[Stored entries]

-------

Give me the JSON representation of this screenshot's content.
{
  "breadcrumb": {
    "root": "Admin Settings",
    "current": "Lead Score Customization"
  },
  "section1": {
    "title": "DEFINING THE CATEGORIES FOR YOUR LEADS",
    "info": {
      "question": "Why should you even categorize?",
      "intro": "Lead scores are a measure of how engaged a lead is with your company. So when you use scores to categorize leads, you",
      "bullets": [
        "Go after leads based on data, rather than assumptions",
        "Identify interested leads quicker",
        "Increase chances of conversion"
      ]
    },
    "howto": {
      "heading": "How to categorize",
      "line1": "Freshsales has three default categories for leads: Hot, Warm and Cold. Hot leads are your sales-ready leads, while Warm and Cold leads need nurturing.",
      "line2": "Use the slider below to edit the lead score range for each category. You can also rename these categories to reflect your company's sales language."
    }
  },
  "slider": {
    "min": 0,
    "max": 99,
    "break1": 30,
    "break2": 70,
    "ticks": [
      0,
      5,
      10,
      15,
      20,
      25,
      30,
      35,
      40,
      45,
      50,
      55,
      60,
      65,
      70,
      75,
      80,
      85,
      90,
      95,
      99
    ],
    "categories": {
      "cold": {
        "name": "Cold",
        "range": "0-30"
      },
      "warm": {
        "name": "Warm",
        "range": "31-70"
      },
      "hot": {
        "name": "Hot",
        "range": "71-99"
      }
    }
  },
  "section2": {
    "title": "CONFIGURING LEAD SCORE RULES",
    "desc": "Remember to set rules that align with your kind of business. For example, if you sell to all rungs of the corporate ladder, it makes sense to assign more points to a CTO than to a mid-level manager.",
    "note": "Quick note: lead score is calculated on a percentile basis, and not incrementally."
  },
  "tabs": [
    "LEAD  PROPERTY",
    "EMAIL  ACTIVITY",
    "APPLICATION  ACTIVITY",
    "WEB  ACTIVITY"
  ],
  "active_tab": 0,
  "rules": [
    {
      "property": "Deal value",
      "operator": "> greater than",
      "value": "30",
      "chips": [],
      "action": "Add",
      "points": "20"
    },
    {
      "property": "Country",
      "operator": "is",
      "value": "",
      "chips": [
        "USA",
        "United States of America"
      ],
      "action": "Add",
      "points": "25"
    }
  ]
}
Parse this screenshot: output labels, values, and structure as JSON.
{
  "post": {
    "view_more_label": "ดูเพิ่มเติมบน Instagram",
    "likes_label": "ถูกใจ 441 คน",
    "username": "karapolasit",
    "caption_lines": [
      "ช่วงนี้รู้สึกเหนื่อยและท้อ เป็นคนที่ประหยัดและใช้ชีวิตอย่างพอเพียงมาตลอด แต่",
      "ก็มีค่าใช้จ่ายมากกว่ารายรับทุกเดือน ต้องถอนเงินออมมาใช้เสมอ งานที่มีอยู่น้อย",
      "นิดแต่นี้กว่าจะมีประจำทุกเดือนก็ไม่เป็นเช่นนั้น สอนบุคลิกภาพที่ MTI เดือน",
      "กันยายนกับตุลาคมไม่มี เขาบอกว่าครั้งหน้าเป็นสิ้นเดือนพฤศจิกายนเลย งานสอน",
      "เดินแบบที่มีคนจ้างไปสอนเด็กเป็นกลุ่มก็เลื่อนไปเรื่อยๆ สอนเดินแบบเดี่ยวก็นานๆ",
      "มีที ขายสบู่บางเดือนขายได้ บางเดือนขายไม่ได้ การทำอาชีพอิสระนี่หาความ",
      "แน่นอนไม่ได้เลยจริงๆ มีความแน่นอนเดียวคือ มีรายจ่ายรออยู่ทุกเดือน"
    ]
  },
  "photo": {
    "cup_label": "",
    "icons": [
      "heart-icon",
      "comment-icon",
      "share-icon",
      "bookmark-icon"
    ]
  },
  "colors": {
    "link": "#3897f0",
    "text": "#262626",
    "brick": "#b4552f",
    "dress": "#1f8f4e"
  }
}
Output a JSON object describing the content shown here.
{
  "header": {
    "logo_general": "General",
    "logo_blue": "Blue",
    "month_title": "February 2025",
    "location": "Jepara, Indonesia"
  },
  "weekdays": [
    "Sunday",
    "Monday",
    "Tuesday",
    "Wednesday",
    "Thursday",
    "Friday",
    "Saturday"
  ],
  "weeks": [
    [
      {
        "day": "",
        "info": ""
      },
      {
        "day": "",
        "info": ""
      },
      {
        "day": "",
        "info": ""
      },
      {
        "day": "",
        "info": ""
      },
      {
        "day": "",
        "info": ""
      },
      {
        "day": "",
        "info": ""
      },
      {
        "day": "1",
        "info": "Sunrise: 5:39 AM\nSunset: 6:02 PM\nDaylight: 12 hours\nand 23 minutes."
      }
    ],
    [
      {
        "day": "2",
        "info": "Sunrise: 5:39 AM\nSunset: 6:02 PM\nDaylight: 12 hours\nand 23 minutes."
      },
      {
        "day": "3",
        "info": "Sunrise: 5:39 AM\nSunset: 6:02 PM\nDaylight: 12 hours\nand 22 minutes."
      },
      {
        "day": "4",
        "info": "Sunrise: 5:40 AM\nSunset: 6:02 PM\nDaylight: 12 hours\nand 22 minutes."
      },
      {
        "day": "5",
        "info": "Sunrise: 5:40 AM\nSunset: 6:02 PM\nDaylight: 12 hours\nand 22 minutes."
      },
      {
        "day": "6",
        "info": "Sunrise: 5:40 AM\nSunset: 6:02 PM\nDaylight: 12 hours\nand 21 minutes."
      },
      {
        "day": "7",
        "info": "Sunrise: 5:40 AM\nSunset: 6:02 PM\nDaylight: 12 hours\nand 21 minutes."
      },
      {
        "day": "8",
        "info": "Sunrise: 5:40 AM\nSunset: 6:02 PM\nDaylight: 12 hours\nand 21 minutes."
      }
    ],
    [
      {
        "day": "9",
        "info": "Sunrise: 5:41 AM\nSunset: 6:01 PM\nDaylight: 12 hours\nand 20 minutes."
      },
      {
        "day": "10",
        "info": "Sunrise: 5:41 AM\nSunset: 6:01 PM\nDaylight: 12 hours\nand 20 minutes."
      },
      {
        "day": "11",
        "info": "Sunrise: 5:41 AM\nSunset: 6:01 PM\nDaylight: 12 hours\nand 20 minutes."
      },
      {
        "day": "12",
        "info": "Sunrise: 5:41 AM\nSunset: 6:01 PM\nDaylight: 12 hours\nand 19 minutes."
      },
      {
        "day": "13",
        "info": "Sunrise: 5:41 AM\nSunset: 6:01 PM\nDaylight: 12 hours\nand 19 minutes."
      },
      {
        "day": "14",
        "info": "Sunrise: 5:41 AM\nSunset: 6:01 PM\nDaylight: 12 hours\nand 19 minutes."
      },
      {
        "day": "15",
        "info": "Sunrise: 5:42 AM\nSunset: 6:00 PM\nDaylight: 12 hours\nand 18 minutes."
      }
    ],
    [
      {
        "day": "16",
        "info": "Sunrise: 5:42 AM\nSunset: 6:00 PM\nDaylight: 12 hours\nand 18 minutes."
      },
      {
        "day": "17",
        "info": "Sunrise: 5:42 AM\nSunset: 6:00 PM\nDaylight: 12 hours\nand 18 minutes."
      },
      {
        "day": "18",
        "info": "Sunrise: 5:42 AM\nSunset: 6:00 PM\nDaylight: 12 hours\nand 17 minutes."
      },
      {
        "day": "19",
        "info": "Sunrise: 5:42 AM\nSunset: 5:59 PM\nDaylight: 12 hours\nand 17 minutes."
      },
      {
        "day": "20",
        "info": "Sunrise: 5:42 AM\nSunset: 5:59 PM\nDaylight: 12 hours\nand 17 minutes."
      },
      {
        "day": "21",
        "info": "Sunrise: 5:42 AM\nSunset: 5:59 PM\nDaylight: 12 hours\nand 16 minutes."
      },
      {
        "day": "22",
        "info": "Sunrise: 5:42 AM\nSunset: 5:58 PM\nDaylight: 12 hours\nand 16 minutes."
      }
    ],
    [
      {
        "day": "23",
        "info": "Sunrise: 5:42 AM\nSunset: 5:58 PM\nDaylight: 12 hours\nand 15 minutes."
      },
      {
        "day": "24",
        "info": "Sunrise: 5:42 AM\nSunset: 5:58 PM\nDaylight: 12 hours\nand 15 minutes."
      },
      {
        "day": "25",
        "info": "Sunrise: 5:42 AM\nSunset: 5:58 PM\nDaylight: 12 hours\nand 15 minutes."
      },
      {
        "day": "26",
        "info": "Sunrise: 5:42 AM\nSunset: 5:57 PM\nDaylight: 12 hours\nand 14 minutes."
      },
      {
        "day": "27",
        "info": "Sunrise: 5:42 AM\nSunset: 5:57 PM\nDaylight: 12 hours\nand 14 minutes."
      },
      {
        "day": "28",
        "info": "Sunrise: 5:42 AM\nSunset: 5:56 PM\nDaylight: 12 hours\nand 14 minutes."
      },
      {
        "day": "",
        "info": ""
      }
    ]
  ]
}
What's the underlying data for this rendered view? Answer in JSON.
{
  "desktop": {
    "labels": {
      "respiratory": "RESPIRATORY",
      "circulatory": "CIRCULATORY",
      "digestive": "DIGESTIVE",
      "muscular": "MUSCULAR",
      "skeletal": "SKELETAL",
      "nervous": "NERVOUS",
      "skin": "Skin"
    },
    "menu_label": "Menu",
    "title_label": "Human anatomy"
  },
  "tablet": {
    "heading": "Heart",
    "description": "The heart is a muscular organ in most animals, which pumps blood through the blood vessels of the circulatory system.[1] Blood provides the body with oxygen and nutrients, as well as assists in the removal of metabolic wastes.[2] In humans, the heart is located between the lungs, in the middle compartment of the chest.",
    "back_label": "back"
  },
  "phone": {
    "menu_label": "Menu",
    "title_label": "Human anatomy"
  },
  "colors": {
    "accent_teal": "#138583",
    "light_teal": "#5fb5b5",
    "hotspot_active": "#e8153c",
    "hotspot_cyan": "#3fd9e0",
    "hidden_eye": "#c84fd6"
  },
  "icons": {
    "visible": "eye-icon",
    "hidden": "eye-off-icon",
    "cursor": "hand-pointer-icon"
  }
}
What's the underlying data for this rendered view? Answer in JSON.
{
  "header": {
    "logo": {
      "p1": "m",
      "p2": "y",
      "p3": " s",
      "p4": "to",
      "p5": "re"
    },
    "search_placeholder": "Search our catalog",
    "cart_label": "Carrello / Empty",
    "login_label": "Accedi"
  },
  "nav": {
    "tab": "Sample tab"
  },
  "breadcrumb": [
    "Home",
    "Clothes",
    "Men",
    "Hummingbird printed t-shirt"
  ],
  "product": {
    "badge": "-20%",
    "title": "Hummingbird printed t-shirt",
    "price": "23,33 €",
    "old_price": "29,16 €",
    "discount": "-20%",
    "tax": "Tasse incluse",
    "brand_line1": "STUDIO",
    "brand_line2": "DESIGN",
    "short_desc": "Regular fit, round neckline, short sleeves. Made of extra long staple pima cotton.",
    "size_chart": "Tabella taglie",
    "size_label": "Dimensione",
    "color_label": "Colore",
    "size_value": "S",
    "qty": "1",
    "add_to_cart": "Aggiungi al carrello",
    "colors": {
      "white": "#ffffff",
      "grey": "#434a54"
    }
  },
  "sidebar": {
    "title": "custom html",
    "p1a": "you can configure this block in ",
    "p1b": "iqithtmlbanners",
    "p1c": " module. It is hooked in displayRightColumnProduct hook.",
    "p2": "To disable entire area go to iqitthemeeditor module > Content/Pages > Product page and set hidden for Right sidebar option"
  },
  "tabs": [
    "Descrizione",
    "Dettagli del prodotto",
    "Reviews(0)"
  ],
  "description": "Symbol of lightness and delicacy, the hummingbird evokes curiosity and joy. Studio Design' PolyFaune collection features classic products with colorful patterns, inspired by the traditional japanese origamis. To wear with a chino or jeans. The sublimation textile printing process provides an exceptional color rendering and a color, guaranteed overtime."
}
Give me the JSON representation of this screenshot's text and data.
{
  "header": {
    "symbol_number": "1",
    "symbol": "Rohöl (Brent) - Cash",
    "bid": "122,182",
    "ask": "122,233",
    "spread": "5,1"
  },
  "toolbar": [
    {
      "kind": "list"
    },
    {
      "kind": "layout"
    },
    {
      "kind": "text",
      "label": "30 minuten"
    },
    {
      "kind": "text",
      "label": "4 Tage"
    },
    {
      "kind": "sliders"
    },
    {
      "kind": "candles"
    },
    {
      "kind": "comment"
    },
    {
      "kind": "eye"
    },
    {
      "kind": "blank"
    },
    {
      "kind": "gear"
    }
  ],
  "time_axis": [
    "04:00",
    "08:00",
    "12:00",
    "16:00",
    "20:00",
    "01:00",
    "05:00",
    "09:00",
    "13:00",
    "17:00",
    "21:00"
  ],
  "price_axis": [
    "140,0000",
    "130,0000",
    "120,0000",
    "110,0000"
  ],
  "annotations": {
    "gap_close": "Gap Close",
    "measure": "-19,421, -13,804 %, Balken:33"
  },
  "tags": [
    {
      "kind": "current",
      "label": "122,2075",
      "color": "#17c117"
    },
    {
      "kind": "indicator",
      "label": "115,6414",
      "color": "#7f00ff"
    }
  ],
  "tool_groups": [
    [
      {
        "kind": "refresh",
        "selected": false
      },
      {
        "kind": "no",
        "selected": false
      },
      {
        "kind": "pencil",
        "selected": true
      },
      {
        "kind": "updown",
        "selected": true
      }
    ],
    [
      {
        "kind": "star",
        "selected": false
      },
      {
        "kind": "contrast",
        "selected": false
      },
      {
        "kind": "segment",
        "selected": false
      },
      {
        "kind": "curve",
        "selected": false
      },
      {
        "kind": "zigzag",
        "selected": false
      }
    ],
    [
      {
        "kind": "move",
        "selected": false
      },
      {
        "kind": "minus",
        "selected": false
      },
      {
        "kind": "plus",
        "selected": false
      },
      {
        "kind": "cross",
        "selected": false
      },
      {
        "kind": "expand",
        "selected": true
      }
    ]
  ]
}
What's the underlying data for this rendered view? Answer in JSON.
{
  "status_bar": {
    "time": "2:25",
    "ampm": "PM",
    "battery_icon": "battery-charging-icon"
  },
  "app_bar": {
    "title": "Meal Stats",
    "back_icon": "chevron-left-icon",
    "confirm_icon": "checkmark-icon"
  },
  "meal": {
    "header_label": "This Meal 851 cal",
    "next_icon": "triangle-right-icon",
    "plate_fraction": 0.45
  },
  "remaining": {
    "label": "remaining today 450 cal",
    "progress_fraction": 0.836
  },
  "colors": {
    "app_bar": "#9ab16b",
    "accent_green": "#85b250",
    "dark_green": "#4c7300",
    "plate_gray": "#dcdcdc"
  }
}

-------

● What you are asked to do: Tally up the lines holding the string "printed" in this listing, and report the total alone.

● Output for this exercise: 2